● **Given exercise**: Copy out the listing that follows exactly, dropping every picture.

Records from a data collection:

'''

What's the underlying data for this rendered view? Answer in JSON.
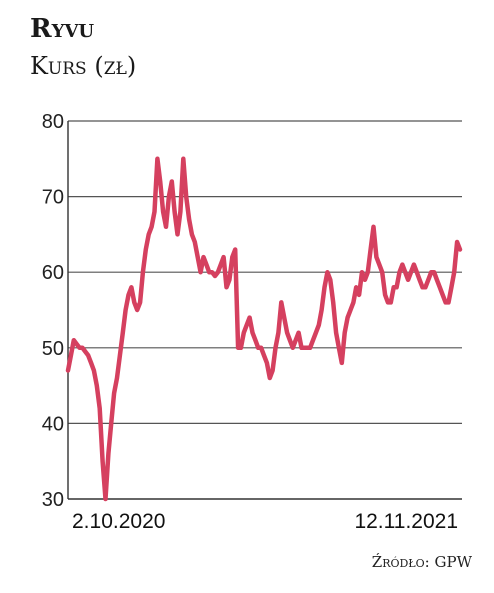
{
  "header": {
    "title": "Ryvu",
    "subtitle": "Kurs (zł)"
  },
  "source": "Źródło: GPW",
  "chart_data": {
    "type": "line",
    "title": "Ryvu",
    "ylabel": "Kurs (zł)",
    "xlabel": "",
    "ylim": [
      30,
      80
    ],
    "yticks": [
      30,
      40,
      50,
      60,
      70,
      80
    ],
    "xtick_labels": [
      "2.10.2020",
      "12.11.2021"
    ],
    "grid": "horizontal",
    "line_color": "#d5405f",
    "series": [
      {
        "name": "",
        "values": [
          47,
          49,
          51,
          50.5,
          50,
          50,
          49.5,
          49,
          48,
          47,
          45,
          42,
          35,
          30,
          36,
          40,
          44,
          46,
          49,
          52,
          55,
          57,
          58,
          56,
          55,
          56,
          60,
          63,
          65,
          66,
          68,
          75,
          72,
          68,
          66,
          70,
          72,
          68,
          65,
          68,
          75,
          70,
          67,
          65,
          64,
          62,
          60,
          62,
          61,
          60,
          60,
          59.5,
          60,
          61,
          62,
          58,
          59,
          62,
          63,
          50,
          50,
          52,
          53,
          54,
          52,
          51,
          50,
          50,
          49,
          48,
          46,
          47,
          50,
          52,
          56,
          54,
          52,
          51,
          50,
          51,
          52,
          50,
          50,
          50,
          50,
          51,
          52,
          53,
          55,
          58,
          60,
          59,
          56,
          52,
          50,
          48,
          52,
          54,
          55,
          56,
          58,
          57,
          60,
          59,
          60,
          63,
          66,
          62,
          61,
          60,
          57,
          56,
          56,
          58,
          58,
          60,
          61,
          60,
          59,
          60,
          61,
          60,
          59,
          58,
          58,
          59,
          60,
          60,
          59,
          58,
          57,
          56,
          56,
          58,
          60,
          64,
          63
        ]
      }
    ]
  }
}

'''

● **Result**:
What's the underlying data for this rendered view? Answer in JSON.
{
  "header": {
    "title": "Ryvu",
    "subtitle": "Kurs (zł)"
  },
  "source": "Źródło: GPW",
  "chart_data": {
    "type": "line",
    "title": "Ryvu",
    "ylabel": "Kurs (zł)",
    "xlabel": "",
    "ylim": [
      30,
      80
    ],
    "yticks": [
      30,
      40,
      50,
      60,
      70,
      80
    ],
    "xtick_labels": [
      "2.10.2020",
      "12.11.2021"
    ],
    "grid": "horizontal",
    "line_color": "#d5405f",
    "series": [
      {
        "name": "",
        "values": [
          47,
          49,
          51,
          50.5,
          50,
          50,
          49.5,
          49,
          48,
          47,
          45,
          42,
          35,
          30,
          36,
          40,
          44,
          46,
          49,
          52,
          55,
          57,
          58,
          56,
          55,
          56,
          60,
          63,
          65,
          66,
          68,
          75,
          72,
          68,
          66,
          70,
          72,
          68,
          65,
          68,
          75,
          70,
          67,
          65,
          64,
          62,
          60,
          62,
          61,
          60,
          60,
          59.5,
          60,
          61,
          62,
          58,
          59,
          62,
          63,
          50,
          50,
          52,
          53,
          54,
          52,
          51,
          50,
          50,
          49,
          48,
          46,
          47,
          50,
          52,
          56,
          54,
          52,
          51,
          50,
          51,
          52,
          50,
          50,
          50,
          50,
          51,
          52,
          53,
          55,
          58,
          60,
          59,
          56,
          52,
          50,
          48,
          52,
          54,
          55,
          56,
          58,
          57,
          60,
          59,
          60,
          63,
          66,
          62,
          61,
          60,
          57,
          56,
          56,
          58,
          58,
          60,
          61,
          60,
          59,
          60,
          61,
          60,
          59,
          58,
          58,
          59,
          60,
          60,
          59,
          58,
          57,
          56,
          56,
          58,
          60,
          64,
          63
        ]
      }
    ]
  }
}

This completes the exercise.